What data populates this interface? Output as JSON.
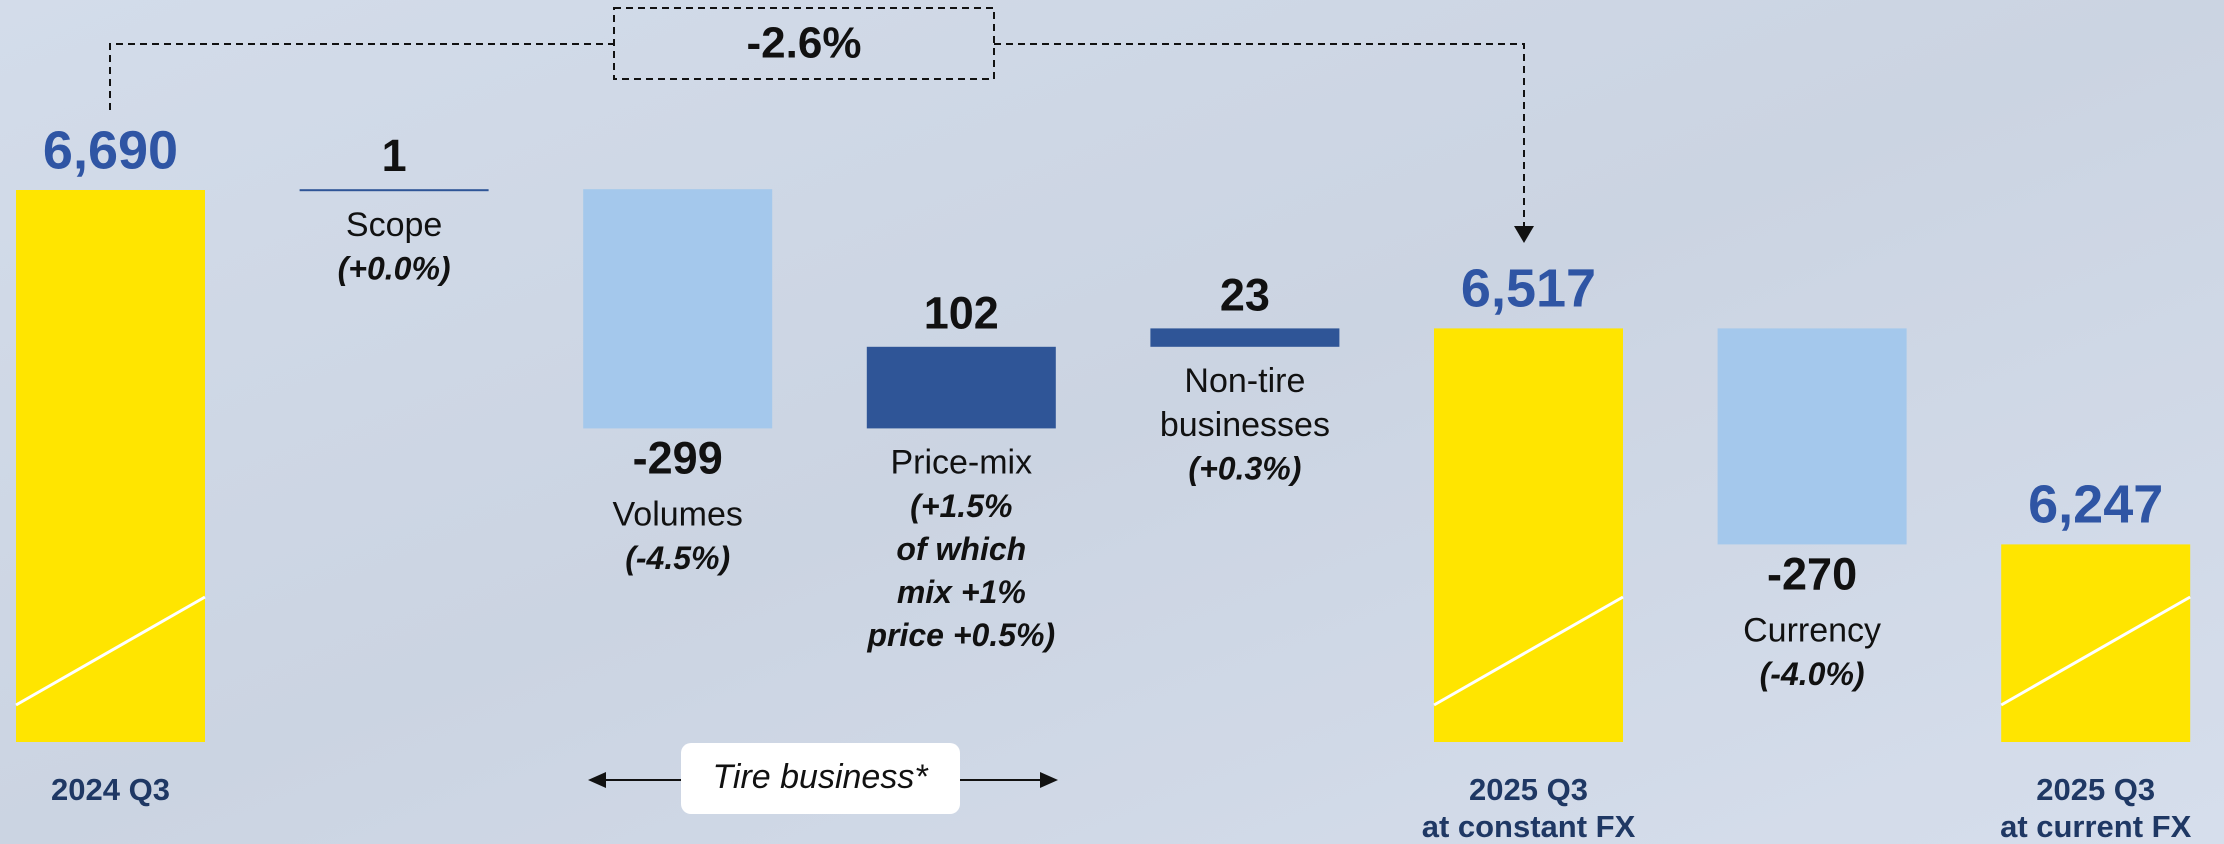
{
  "chart_data": {
    "type": "waterfall",
    "categories": [
      [
        "2024 Q3"
      ],
      [
        "Scope"
      ],
      [
        "Volumes"
      ],
      [
        "Price-mix"
      ],
      [
        "Non-tire",
        "businesses"
      ],
      [
        "2025 Q3",
        "at constant FX"
      ],
      [
        "Currency"
      ],
      [
        "2025 Q3",
        "at current FX"
      ]
    ],
    "values": [
      6690,
      1,
      -299,
      102,
      23,
      6517,
      -270,
      6247
    ],
    "value_labels": [
      "6,690",
      "1",
      "-299",
      "102",
      "23",
      "6,517",
      "-270",
      "6,247"
    ],
    "totals": [
      true,
      false,
      false,
      false,
      false,
      true,
      false,
      true
    ],
    "notes": [
      [],
      [
        "(+0.0%)"
      ],
      [
        "(-4.5%)"
      ],
      [
        "(+1.5%",
        "of which",
        "mix +1%",
        "price +0.5%)"
      ],
      [
        "(+0.3%)"
      ],
      [],
      [
        "(-4.0%)"
      ],
      []
    ],
    "colors": {
      "total": "#ffe500",
      "increase": "#2f5597",
      "decrease": "#a4c8ec"
    },
    "ylim": [
      6000,
      6700
    ],
    "annotations": {
      "change": "-2.6%",
      "group": "Tire business*"
    }
  }
}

----------------------------------------

**YOUR OBJECTIVE:** Omit each picture, then return all of the listing exactly as it stands.

**OUTPUT OF THE EXERCISE:**
What data populates this interface? Output as JSON.
{
  "chart_data": {
    "type": "waterfall",
    "categories": [
      [
        "2024 Q3"
      ],
      [
        "Scope"
      ],
      [
        "Volumes"
      ],
      [
        "Price-mix"
      ],
      [
        "Non-tire",
        "businesses"
      ],
      [
        "2025 Q3",
        "at constant FX"
      ],
      [
        "Currency"
      ],
      [
        "2025 Q3",
        "at current FX"
      ]
    ],
    "values": [
      6690,
      1,
      -299,
      102,
      23,
      6517,
      -270,
      6247
    ],
    "value_labels": [
      "6,690",
      "1",
      "-299",
      "102",
      "23",
      "6,517",
      "-270",
      "6,247"
    ],
    "totals": [
      true,
      false,
      false,
      false,
      false,
      true,
      false,
      true
    ],
    "notes": [
      [],
      [
        "(+0.0%)"
      ],
      [
        "(-4.5%)"
      ],
      [
        "(+1.5%",
        "of which",
        "mix +1%",
        "price +0.5%)"
      ],
      [
        "(+0.3%)"
      ],
      [],
      [
        "(-4.0%)"
      ],
      []
    ],
    "colors": {
      "total": "#ffe500",
      "increase": "#2f5597",
      "decrease": "#a4c8ec"
    },
    "ylim": [
      6000,
      6700
    ],
    "annotations": {
      "change": "-2.6%",
      "group": "Tire business*"
    }
  }
}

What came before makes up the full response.